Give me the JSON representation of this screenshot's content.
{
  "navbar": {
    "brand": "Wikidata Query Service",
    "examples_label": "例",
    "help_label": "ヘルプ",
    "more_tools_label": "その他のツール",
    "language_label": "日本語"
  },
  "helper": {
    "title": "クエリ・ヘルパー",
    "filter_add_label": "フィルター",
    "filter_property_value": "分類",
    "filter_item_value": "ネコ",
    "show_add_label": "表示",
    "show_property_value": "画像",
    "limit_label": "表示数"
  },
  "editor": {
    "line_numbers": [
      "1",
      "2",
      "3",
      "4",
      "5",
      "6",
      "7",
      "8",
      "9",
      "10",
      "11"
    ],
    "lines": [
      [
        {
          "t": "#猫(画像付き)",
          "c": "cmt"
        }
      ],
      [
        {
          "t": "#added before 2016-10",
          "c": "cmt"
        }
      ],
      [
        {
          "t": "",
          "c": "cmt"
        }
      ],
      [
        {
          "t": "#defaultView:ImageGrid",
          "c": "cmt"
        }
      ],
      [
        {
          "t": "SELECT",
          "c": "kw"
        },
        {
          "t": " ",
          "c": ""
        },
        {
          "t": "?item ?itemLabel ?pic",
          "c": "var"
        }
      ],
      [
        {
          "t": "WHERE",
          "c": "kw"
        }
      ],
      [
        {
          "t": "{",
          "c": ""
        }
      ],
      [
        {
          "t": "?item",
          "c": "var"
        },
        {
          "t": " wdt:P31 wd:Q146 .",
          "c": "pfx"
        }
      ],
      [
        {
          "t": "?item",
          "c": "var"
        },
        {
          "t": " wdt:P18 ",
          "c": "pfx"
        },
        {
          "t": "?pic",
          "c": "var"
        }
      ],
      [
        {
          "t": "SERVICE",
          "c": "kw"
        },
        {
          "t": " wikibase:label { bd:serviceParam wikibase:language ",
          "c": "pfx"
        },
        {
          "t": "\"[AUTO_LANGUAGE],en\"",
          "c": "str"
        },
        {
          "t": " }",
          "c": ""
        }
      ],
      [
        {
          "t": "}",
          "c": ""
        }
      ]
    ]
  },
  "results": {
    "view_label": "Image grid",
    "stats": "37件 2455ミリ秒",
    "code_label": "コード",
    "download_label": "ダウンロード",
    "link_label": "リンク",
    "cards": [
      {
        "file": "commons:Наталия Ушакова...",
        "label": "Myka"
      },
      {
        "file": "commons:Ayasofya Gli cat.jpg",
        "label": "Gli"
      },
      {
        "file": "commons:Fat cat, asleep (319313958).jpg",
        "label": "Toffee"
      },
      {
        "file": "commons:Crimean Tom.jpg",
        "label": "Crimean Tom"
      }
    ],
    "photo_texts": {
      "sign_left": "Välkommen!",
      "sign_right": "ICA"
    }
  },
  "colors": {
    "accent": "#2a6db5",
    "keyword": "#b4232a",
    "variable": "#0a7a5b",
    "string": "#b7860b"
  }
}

Goal: Each line that has the word "Crimean" should be copied.

Output below:
        "file": "commons:Crimean Tom.jpg",
        "label": "Crimean Tom"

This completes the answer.